▸ **WHAT YOU NEED TO DO**: Write each line out exactly, leaving none out.

Stored data entries:
—————
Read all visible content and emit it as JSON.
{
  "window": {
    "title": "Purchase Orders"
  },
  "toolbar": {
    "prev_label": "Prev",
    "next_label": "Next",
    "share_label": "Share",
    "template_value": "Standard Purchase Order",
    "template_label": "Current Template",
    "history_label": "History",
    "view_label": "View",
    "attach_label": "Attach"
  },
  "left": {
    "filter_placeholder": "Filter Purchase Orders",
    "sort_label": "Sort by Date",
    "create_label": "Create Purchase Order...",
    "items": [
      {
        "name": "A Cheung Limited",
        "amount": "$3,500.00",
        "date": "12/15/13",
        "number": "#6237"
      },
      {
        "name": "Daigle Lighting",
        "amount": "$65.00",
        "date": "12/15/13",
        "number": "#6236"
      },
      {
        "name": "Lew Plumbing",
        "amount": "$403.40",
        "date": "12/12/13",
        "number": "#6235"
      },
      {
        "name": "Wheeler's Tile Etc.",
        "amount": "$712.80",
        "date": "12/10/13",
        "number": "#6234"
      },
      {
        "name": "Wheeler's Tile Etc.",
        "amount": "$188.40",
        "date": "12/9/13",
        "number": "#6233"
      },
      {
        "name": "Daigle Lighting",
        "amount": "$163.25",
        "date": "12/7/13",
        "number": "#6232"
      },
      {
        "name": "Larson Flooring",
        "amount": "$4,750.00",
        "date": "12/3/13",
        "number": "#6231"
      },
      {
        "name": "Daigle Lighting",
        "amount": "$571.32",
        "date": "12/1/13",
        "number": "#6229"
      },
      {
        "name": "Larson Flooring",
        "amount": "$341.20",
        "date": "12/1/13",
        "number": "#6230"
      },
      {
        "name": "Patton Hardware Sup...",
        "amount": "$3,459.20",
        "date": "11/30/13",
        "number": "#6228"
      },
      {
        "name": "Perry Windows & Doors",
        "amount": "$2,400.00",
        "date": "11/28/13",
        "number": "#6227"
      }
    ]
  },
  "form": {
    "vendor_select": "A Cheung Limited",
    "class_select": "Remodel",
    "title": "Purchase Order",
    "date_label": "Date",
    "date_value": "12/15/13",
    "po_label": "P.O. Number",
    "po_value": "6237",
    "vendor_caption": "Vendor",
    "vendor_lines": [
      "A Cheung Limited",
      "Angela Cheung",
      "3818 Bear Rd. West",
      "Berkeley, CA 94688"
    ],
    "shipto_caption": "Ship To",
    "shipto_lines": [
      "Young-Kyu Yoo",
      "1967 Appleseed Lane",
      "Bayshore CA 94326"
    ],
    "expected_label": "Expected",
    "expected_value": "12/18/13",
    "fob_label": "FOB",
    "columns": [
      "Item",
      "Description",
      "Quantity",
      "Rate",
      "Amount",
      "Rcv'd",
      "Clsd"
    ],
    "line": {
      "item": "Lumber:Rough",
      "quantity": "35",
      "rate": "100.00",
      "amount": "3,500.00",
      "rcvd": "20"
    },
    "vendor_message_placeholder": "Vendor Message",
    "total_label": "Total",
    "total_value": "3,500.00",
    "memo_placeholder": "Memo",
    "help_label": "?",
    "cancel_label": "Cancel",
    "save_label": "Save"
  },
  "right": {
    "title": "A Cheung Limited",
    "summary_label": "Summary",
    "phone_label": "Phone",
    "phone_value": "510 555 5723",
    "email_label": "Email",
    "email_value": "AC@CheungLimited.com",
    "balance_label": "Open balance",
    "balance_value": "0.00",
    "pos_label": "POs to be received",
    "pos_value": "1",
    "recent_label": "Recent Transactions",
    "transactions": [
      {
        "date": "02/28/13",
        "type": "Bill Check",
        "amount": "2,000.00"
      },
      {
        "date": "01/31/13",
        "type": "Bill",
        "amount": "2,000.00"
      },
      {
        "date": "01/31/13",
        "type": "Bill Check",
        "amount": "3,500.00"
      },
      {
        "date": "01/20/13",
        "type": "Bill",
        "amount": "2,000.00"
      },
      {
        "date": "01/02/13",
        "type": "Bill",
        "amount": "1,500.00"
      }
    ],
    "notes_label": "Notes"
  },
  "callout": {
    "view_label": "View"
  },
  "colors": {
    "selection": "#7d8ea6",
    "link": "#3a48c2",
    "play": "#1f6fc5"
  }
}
—————
▸ **SOLUTION FOR THIS TASK**:
Read all visible content and emit it as JSON.
{
  "window": {
    "title": "Purchase Orders"
  },
  "toolbar": {
    "prev_label": "Prev",
    "next_label": "Next",
    "share_label": "Share",
    "template_value": "Standard Purchase Order",
    "template_label": "Current Template",
    "history_label": "History",
    "view_label": "View",
    "attach_label": "Attach"
  },
  "left": {
    "filter_placeholder": "Filter Purchase Orders",
    "sort_label": "Sort by Date",
    "create_label": "Create Purchase Order...",
    "items": [
      {
        "name": "A Cheung Limited",
        "amount": "$3,500.00",
        "date": "12/15/13",
        "number": "#6237"
      },
      {
        "name": "Daigle Lighting",
        "amount": "$65.00",
        "date": "12/15/13",
        "number": "#6236"
      },
      {
        "name": "Lew Plumbing",
        "amount": "$403.40",
        "date": "12/12/13",
        "number": "#6235"
      },
      {
        "name": "Wheeler's Tile Etc.",
        "amount": "$712.80",
        "date": "12/10/13",
        "number": "#6234"
      },
      {
        "name": "Wheeler's Tile Etc.",
        "amount": "$188.40",
        "date": "12/9/13",
        "number": "#6233"
      },
      {
        "name": "Daigle Lighting",
        "amount": "$163.25",
        "date": "12/7/13",
        "number": "#6232"
      },
      {
        "name": "Larson Flooring",
        "amount": "$4,750.00",
        "date": "12/3/13",
        "number": "#6231"
      },
      {
        "name": "Daigle Lighting",
        "amount": "$571.32",
        "date": "12/1/13",
        "number": "#6229"
      },
      {
        "name": "Larson Flooring",
        "amount": "$341.20",
        "date": "12/1/13",
        "number": "#6230"
      },
      {
        "name": "Patton Hardware Sup...",
        "amount": "$3,459.20",
        "date": "11/30/13",
        "number": "#6228"
      },
      {
        "name": "Perry Windows & Doors",
        "amount": "$2,400.00",
        "date": "11/28/13",
        "number": "#6227"
      }
    ]
  },
  "form": {
    "vendor_select": "A Cheung Limited",
    "class_select": "Remodel",
    "title": "Purchase Order",
    "date_label": "Date",
    "date_value": "12/15/13",
    "po_label": "P.O. Number",
    "po_value": "6237",
    "vendor_caption": "Vendor",
    "vendor_lines": [
      "A Cheung Limited",
      "Angela Cheung",
      "3818 Bear Rd. West",
      "Berkeley, CA 94688"
    ],
    "shipto_caption": "Ship To",
    "shipto_lines": [
      "Young-Kyu Yoo",
      "1967 Appleseed Lane",
      "Bayshore CA 94326"
    ],
    "expected_label": "Expected",
    "expected_value": "12/18/13",
    "fob_label": "FOB",
    "columns": [
      "Item",
      "Description",
      "Quantity",
      "Rate",
      "Amount",
      "Rcv'd",
      "Clsd"
    ],
    "line": {
      "item": "Lumber:Rough",
      "quantity": "35",
      "rate": "100.00",
      "amount": "3,500.00",
      "rcvd": "20"
    },
    "vendor_message_placeholder": "Vendor Message",
    "total_label": "Total",
    "total_value": "3,500.00",
    "memo_placeholder": "Memo",
    "help_label": "?",
    "cancel_label": "Cancel",
    "save_label": "Save"
  },
  "right": {
    "title": "A Cheung Limited",
    "summary_label": "Summary",
    "phone_label": "Phone",
    "phone_value": "510 555 5723",
    "email_label": "Email",
    "email_value": "AC@CheungLimited.com",
    "balance_label": "Open balance",
    "balance_value": "0.00",
    "pos_label": "POs to be received",
    "pos_value": "1",
    "recent_label": "Recent Transactions",
    "transactions": [
      {
        "date": "02/28/13",
        "type": "Bill Check",
        "amount": "2,000.00"
      },
      {
        "date": "01/31/13",
        "type": "Bill",
        "amount": "2,000.00"
      },
      {
        "date": "01/31/13",
        "type": "Bill Check",
        "amount": "3,500.00"
      },
      {
        "date": "01/20/13",
        "type": "Bill",
        "amount": "2,000.00"
      },
      {
        "date": "01/02/13",
        "type": "Bill",
        "amount": "1,500.00"
      }
    ],
    "notes_label": "Notes"
  },
  "callout": {
    "view_label": "View"
  },
  "colors": {
    "selection": "#7d8ea6",
    "link": "#3a48c2",
    "play": "#1f6fc5"
  }
}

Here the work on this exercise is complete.